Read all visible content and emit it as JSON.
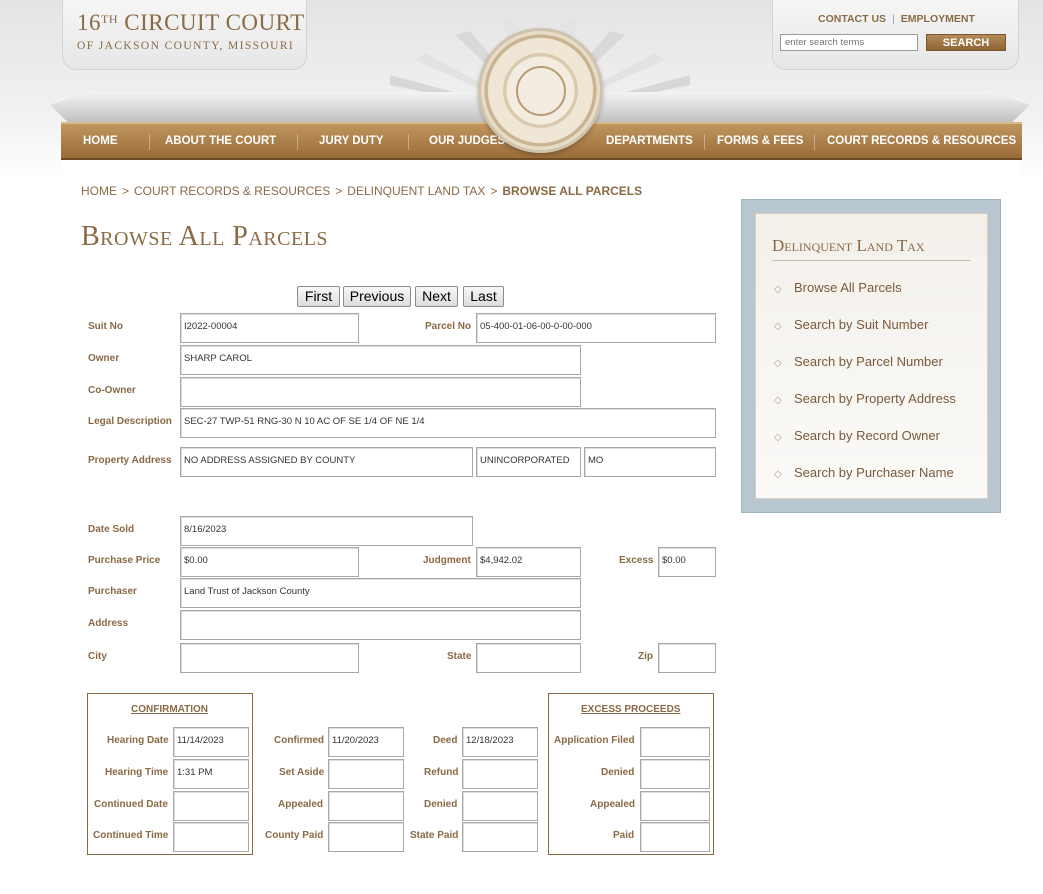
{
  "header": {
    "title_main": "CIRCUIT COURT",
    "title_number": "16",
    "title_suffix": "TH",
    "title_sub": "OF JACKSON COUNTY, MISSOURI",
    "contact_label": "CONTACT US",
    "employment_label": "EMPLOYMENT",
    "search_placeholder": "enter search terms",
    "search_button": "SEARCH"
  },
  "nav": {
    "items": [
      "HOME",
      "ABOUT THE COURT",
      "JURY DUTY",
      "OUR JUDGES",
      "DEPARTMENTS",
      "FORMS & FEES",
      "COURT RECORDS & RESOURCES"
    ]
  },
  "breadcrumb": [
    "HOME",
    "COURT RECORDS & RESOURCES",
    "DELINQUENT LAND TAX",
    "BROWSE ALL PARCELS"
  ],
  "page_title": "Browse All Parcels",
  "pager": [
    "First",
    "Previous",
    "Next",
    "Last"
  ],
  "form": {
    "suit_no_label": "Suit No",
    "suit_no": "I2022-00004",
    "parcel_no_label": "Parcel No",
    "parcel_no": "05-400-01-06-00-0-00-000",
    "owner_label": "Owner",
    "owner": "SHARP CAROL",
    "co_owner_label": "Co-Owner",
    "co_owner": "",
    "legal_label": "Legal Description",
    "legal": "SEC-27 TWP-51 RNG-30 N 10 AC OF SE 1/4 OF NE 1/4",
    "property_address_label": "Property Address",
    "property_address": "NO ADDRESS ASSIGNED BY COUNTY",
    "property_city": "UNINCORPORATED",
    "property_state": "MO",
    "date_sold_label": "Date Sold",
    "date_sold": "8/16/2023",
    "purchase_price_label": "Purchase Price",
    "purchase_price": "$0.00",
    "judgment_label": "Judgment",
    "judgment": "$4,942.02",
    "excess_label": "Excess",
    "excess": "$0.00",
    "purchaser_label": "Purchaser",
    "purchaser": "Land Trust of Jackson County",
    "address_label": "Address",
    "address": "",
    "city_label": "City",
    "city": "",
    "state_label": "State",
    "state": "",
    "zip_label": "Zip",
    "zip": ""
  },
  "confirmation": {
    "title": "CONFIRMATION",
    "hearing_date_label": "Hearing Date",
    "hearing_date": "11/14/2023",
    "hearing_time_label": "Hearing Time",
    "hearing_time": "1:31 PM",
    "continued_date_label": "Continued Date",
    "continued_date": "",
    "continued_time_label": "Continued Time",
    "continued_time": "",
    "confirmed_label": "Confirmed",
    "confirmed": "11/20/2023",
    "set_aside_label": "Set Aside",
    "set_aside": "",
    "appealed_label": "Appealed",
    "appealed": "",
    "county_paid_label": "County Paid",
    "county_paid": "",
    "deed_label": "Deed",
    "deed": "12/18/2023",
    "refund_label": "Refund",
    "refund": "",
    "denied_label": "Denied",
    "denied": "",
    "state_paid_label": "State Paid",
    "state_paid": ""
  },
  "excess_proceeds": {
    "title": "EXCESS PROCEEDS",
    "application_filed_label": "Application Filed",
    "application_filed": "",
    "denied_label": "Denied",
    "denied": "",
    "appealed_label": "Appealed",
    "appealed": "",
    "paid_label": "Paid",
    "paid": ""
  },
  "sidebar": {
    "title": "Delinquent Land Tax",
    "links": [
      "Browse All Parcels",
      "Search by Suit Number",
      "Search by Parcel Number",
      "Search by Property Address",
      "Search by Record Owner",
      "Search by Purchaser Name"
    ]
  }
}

* * *

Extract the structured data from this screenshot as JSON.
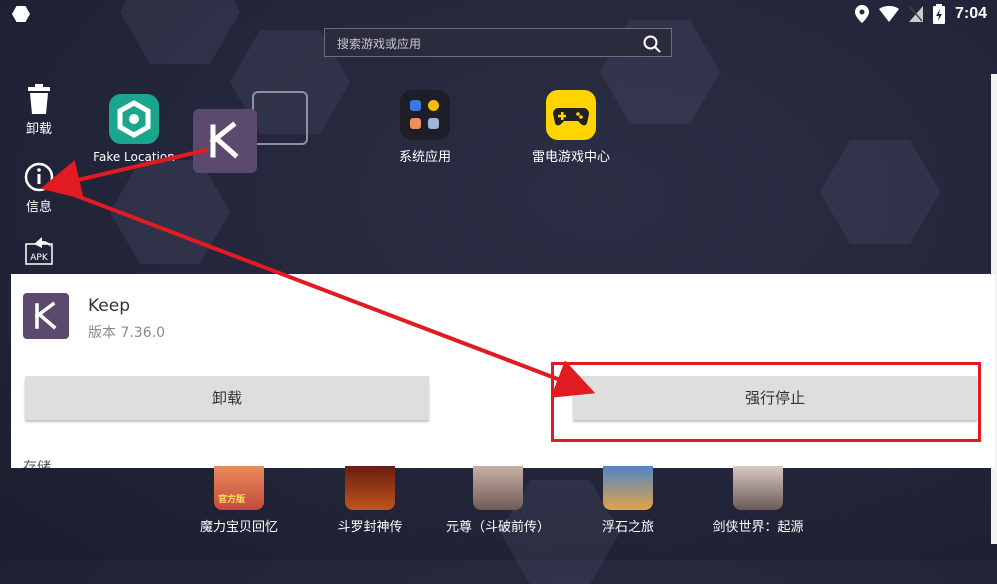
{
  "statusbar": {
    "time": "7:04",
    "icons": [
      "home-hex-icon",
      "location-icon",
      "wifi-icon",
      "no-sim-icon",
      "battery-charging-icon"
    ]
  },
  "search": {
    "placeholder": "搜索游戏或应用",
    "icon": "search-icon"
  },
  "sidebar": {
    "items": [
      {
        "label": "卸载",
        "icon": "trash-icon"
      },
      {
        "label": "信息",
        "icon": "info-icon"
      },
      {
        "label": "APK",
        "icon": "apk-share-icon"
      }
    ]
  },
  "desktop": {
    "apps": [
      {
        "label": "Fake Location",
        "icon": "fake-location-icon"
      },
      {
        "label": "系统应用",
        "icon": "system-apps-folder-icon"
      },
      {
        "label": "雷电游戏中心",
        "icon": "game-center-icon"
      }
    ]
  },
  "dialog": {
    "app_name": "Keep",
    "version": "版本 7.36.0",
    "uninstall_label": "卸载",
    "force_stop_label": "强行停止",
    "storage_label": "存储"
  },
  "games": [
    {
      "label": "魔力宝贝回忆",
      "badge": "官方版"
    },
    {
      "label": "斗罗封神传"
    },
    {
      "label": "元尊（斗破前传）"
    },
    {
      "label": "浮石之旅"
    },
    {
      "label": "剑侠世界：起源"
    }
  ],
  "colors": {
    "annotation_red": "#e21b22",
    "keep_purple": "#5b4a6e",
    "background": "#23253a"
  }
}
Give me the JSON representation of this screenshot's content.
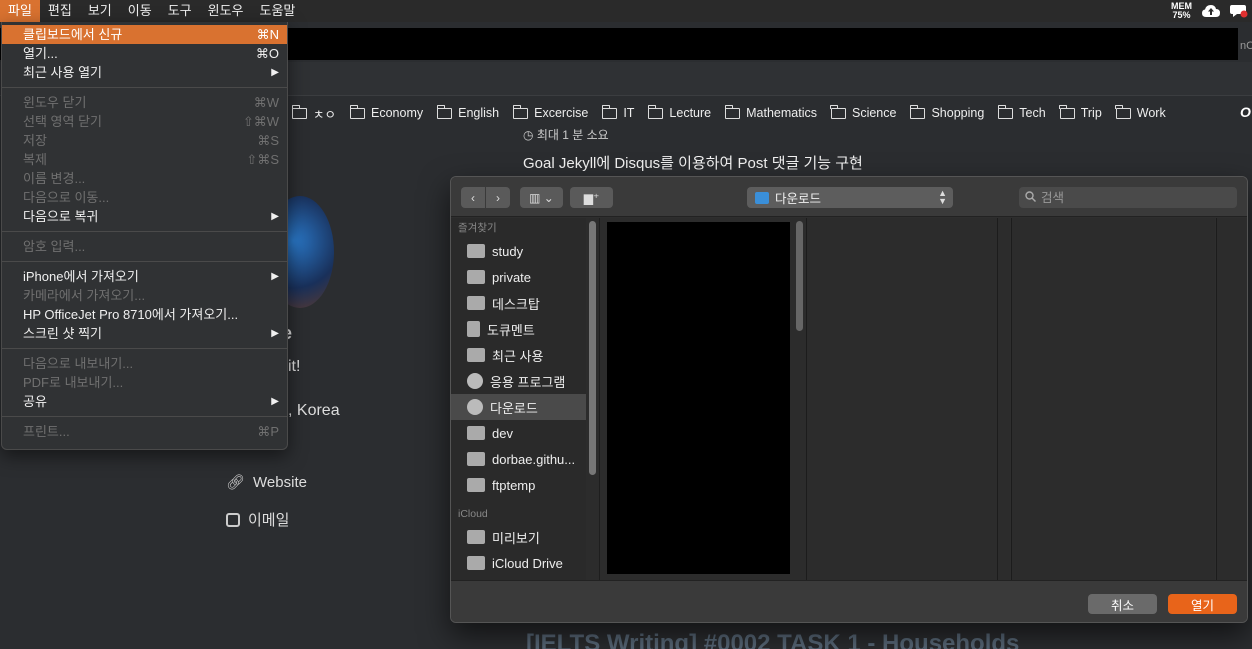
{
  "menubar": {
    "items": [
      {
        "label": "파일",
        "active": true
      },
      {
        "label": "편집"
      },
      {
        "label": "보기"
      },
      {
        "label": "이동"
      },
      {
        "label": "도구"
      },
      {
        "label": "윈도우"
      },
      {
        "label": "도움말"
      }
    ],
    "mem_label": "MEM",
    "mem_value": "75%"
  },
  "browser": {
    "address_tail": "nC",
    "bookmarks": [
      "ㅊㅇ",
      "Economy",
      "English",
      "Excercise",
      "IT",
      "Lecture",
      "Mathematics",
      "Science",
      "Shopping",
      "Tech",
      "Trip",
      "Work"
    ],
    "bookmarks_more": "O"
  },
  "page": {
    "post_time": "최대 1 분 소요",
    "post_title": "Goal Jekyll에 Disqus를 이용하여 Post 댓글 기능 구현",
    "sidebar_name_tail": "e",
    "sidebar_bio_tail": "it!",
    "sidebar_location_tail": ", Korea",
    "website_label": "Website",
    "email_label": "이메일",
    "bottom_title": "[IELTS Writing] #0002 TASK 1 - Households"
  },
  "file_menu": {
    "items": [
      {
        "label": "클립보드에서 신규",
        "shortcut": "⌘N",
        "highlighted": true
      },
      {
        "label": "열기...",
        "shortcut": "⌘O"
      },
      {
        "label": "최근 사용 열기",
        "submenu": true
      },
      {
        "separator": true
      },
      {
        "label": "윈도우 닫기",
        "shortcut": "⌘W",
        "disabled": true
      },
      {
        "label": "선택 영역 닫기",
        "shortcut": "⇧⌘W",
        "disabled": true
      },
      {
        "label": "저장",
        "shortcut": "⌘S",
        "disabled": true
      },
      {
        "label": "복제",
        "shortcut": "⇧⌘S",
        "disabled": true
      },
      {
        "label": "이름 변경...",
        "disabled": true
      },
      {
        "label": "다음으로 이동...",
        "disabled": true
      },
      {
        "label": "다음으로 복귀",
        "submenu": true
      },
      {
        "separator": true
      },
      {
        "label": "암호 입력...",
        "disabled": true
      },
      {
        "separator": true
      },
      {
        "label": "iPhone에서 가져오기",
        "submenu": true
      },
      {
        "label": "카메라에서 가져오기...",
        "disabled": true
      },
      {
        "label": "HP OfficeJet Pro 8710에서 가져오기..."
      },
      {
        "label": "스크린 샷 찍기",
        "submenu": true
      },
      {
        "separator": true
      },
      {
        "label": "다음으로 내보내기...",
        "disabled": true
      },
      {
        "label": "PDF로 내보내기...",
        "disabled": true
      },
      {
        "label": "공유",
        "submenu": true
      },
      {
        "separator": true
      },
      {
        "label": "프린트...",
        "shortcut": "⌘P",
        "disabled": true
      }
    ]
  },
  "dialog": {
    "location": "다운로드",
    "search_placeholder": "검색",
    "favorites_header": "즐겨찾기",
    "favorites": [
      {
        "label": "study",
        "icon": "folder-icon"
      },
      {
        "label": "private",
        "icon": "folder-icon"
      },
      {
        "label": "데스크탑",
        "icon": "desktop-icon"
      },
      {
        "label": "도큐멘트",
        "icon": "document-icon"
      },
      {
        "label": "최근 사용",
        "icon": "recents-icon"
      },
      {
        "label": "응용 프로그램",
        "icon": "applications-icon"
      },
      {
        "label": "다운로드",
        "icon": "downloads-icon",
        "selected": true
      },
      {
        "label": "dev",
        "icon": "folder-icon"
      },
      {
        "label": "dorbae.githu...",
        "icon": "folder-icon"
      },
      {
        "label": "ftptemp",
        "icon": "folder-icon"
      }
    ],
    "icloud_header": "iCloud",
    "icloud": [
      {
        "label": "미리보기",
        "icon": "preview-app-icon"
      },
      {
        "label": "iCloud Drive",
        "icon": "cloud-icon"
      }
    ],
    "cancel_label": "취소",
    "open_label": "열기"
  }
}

Task prompt.
Some lines of the data above may hold the word "content"; report how many do, and nothing else.

Complete response.
2